▸ **The exercise**: Reproduce the following data verbatim, leaving out the pictures.

(begin)

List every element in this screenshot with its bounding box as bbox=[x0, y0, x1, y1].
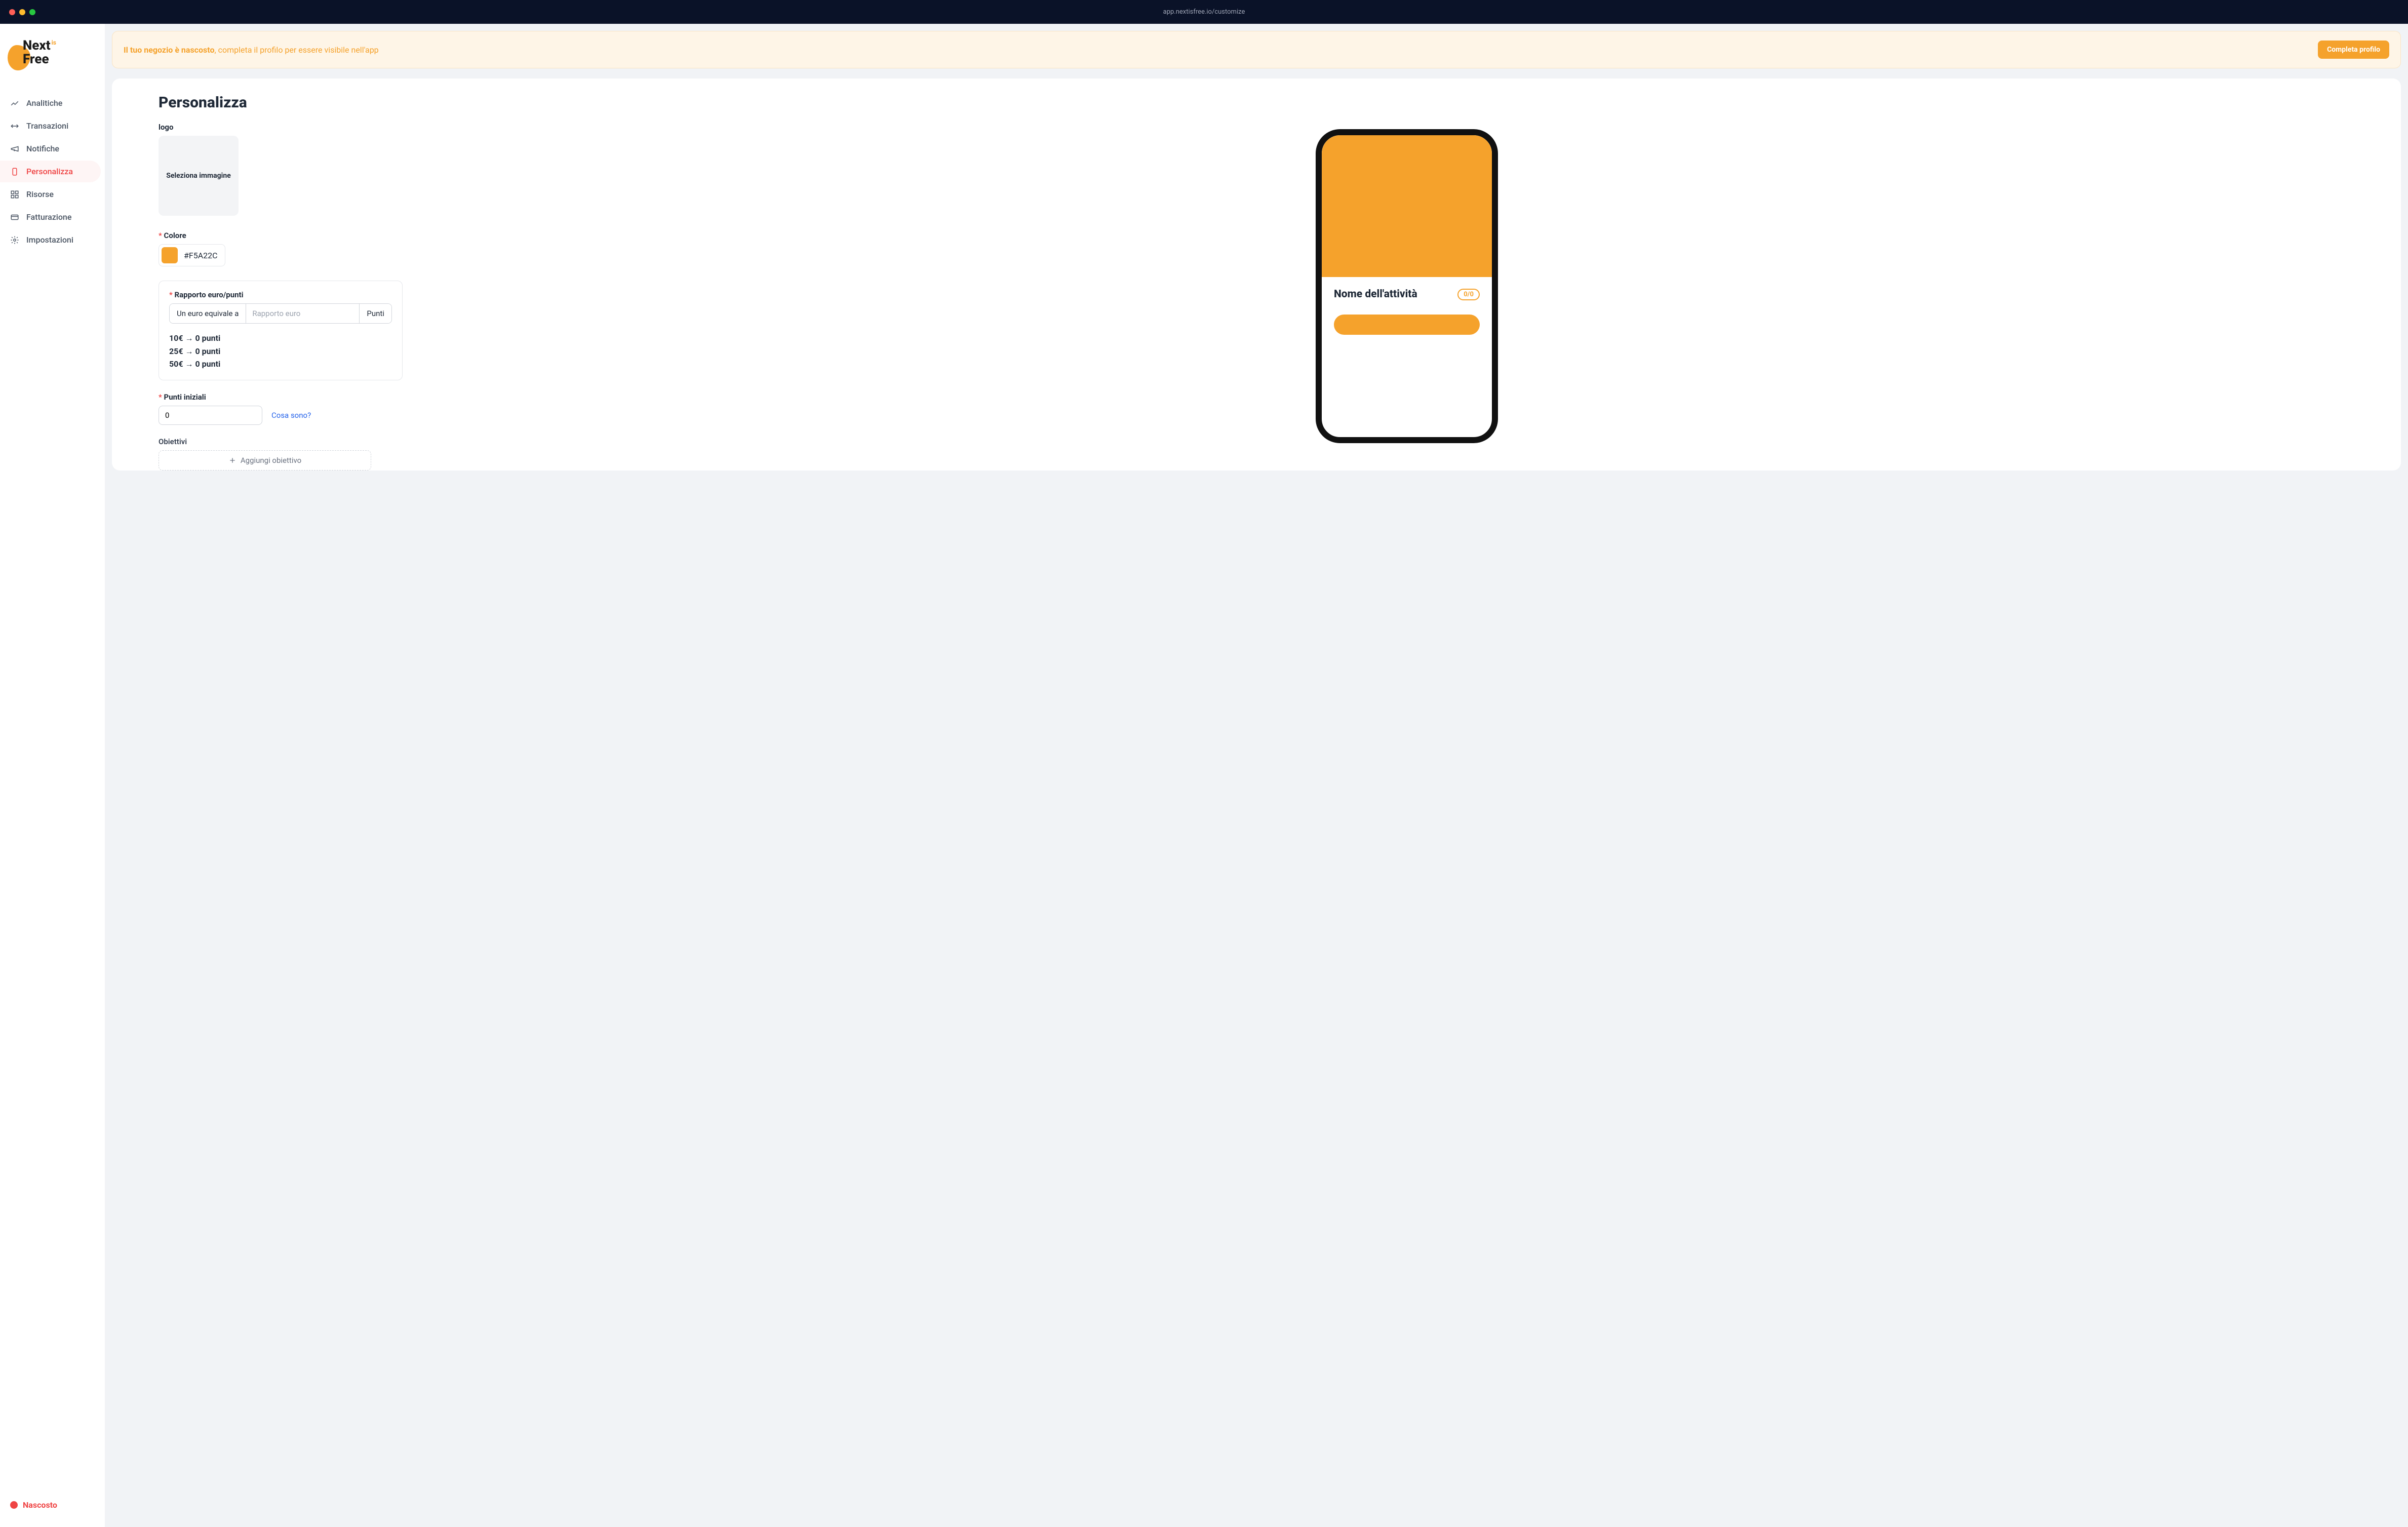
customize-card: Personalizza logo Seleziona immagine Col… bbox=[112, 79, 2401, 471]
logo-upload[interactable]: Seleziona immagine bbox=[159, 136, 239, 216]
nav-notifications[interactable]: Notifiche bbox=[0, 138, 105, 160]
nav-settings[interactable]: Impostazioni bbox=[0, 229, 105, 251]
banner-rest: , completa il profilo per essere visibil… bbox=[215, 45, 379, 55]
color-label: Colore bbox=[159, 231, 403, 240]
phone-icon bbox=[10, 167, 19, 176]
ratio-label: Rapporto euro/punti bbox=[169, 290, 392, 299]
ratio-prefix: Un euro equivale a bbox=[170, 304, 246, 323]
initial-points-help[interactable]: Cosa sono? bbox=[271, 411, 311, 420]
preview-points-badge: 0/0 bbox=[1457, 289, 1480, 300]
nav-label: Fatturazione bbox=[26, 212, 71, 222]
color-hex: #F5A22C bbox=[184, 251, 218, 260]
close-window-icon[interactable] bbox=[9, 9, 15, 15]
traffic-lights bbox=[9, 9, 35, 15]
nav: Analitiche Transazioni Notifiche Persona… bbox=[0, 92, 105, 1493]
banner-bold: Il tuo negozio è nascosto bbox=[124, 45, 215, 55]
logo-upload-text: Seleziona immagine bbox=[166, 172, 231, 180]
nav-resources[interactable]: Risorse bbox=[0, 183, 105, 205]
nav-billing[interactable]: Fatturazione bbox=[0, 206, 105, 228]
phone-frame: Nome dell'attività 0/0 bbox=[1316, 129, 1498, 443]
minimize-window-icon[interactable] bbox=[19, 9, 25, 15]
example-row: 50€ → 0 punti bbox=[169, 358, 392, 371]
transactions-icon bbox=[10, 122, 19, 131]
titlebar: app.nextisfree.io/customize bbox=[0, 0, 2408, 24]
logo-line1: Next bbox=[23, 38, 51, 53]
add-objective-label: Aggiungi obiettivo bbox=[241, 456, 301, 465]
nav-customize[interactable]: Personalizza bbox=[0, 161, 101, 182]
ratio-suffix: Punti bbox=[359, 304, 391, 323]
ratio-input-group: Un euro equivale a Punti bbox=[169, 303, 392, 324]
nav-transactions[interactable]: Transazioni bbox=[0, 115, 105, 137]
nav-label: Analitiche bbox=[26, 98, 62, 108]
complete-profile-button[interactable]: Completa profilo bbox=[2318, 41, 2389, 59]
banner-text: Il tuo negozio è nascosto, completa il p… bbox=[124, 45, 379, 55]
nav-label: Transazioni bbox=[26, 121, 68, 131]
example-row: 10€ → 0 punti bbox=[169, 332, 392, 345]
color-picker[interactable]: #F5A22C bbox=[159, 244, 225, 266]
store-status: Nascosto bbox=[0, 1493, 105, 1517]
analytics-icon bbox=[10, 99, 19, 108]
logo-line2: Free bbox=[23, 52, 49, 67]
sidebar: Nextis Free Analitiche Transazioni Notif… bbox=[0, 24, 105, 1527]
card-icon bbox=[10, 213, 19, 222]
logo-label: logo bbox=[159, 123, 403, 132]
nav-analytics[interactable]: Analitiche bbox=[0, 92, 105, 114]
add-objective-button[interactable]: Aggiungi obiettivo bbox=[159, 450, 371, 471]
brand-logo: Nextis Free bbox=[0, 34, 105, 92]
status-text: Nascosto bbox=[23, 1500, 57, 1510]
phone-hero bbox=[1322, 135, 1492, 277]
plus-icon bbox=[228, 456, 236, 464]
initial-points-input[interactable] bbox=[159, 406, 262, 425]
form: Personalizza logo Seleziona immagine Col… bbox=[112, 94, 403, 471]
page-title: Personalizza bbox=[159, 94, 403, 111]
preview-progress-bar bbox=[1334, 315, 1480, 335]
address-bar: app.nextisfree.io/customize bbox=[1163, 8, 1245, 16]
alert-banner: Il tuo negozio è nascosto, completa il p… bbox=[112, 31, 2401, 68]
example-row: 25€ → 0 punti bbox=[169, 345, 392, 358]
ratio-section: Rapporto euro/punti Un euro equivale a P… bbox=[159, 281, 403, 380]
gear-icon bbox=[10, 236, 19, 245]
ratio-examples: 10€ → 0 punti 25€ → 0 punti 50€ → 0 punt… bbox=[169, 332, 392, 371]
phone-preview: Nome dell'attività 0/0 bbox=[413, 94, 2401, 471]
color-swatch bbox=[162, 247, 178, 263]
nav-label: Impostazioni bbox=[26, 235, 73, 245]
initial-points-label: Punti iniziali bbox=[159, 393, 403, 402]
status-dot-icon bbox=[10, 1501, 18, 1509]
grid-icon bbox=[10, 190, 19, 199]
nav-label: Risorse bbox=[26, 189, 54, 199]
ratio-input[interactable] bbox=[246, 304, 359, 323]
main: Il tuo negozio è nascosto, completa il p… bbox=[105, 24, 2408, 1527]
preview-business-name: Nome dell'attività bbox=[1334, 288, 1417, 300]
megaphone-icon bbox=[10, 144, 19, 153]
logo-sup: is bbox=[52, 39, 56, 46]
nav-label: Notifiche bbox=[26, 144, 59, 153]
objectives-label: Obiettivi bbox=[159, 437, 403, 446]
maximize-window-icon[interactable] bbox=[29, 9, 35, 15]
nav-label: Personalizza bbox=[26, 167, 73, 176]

(end)

▸ **Task result**:
List every element in this screenshot with its bounding box as bbox=[x0, y0, x1, y1].
customize-card: Personalizza logo Seleziona immagine Col… bbox=[112, 79, 2401, 471]
logo-upload[interactable]: Seleziona immagine bbox=[159, 136, 239, 216]
nav-notifications[interactable]: Notifiche bbox=[0, 138, 105, 160]
nav-settings[interactable]: Impostazioni bbox=[0, 229, 105, 251]
banner-rest: , completa il profilo per essere visibil… bbox=[215, 45, 379, 55]
color-label: Colore bbox=[159, 231, 403, 240]
phone-icon bbox=[10, 167, 19, 176]
ratio-label: Rapporto euro/punti bbox=[169, 290, 392, 299]
ratio-prefix: Un euro equivale a bbox=[170, 304, 246, 323]
initial-points-help[interactable]: Cosa sono? bbox=[271, 411, 311, 420]
preview-points-badge: 0/0 bbox=[1457, 289, 1480, 300]
nav-label: Fatturazione bbox=[26, 212, 71, 222]
color-hex: #F5A22C bbox=[184, 251, 218, 260]
close-window-icon[interactable] bbox=[9, 9, 15, 15]
traffic-lights bbox=[9, 9, 35, 15]
nav: Analitiche Transazioni Notifiche Persona… bbox=[0, 92, 105, 1493]
banner-bold: Il tuo negozio è nascosto bbox=[124, 45, 215, 55]
logo-upload-text: Seleziona immagine bbox=[166, 172, 231, 180]
nav-resources[interactable]: Risorse bbox=[0, 183, 105, 205]
nav-billing[interactable]: Fatturazione bbox=[0, 206, 105, 228]
phone-frame: Nome dell'attività 0/0 bbox=[1316, 129, 1498, 443]
minimize-window-icon[interactable] bbox=[19, 9, 25, 15]
example-row: 50€ → 0 punti bbox=[169, 358, 392, 371]
transactions-icon bbox=[10, 122, 19, 131]
titlebar: app.nextisfree.io/customize bbox=[0, 0, 2408, 24]
logo-line1: Next bbox=[23, 38, 51, 53]
add-objective-label: Aggiungi obiettivo bbox=[241, 456, 301, 465]
nav-customize[interactable]: Personalizza bbox=[0, 161, 101, 182]
ratio-suffix: Punti bbox=[359, 304, 391, 323]
ratio-input-group: Un euro equivale a Punti bbox=[169, 303, 392, 324]
nav-transactions[interactable]: Transazioni bbox=[0, 115, 105, 137]
nav-label: Analitiche bbox=[26, 98, 62, 108]
complete-profile-button[interactable]: Completa profilo bbox=[2318, 41, 2389, 59]
banner-text: Il tuo negozio è nascosto, completa il p… bbox=[124, 45, 379, 55]
nav-label: Transazioni bbox=[26, 121, 68, 131]
example-row: 10€ → 0 punti bbox=[169, 332, 392, 345]
color-picker[interactable]: #F5A22C bbox=[159, 244, 225, 266]
store-status: Nascosto bbox=[0, 1493, 105, 1517]
analytics-icon bbox=[10, 99, 19, 108]
logo-line2: Free bbox=[23, 52, 49, 67]
sidebar: Nextis Free Analitiche Transazioni Notif… bbox=[0, 24, 105, 1527]
card-icon bbox=[10, 213, 19, 222]
logo-label: logo bbox=[159, 123, 403, 132]
nav-analytics[interactable]: Analitiche bbox=[0, 92, 105, 114]
add-objective-button[interactable]: Aggiungi obiettivo bbox=[159, 450, 371, 471]
brand-logo: Nextis Free bbox=[0, 34, 105, 92]
status-text: Nascosto bbox=[23, 1500, 57, 1510]
phone-hero bbox=[1322, 135, 1492, 277]
plus-icon bbox=[228, 456, 236, 464]
initial-points-input[interactable] bbox=[159, 406, 262, 425]
form: Personalizza logo Seleziona immagine Col… bbox=[112, 94, 403, 471]
page-title: Personalizza bbox=[159, 94, 403, 111]
preview-progress-bar bbox=[1334, 315, 1480, 335]
address-bar: app.nextisfree.io/customize bbox=[1163, 8, 1245, 16]
alert-banner: Il tuo negozio è nascosto, completa il p… bbox=[112, 31, 2401, 68]
example-row: 25€ → 0 punti bbox=[169, 345, 392, 358]
ratio-section: Rapporto euro/punti Un euro equivale a P… bbox=[159, 281, 403, 380]
gear-icon bbox=[10, 236, 19, 245]
ratio-examples: 10€ → 0 punti 25€ → 0 punti 50€ → 0 punt… bbox=[169, 332, 392, 371]
phone-preview: Nome dell'attività 0/0 bbox=[413, 94, 2401, 471]
color-swatch bbox=[162, 247, 178, 263]
nav-label: Impostazioni bbox=[26, 235, 73, 245]
initial-points-label: Punti iniziali bbox=[159, 393, 403, 402]
status-dot-icon bbox=[10, 1501, 18, 1509]
grid-icon bbox=[10, 190, 19, 199]
nav-label: Risorse bbox=[26, 189, 54, 199]
ratio-input[interactable] bbox=[246, 304, 359, 323]
main: Il tuo negozio è nascosto, completa il p… bbox=[105, 24, 2408, 1527]
preview-business-name: Nome dell'attività bbox=[1334, 288, 1417, 300]
megaphone-icon bbox=[10, 144, 19, 153]
logo-sup: is bbox=[52, 39, 56, 46]
nav-label: Notifiche bbox=[26, 144, 59, 153]
objectives-label: Obiettivi bbox=[159, 437, 403, 446]
maximize-window-icon[interactable] bbox=[29, 9, 35, 15]
nav-label: Personalizza bbox=[26, 167, 73, 176]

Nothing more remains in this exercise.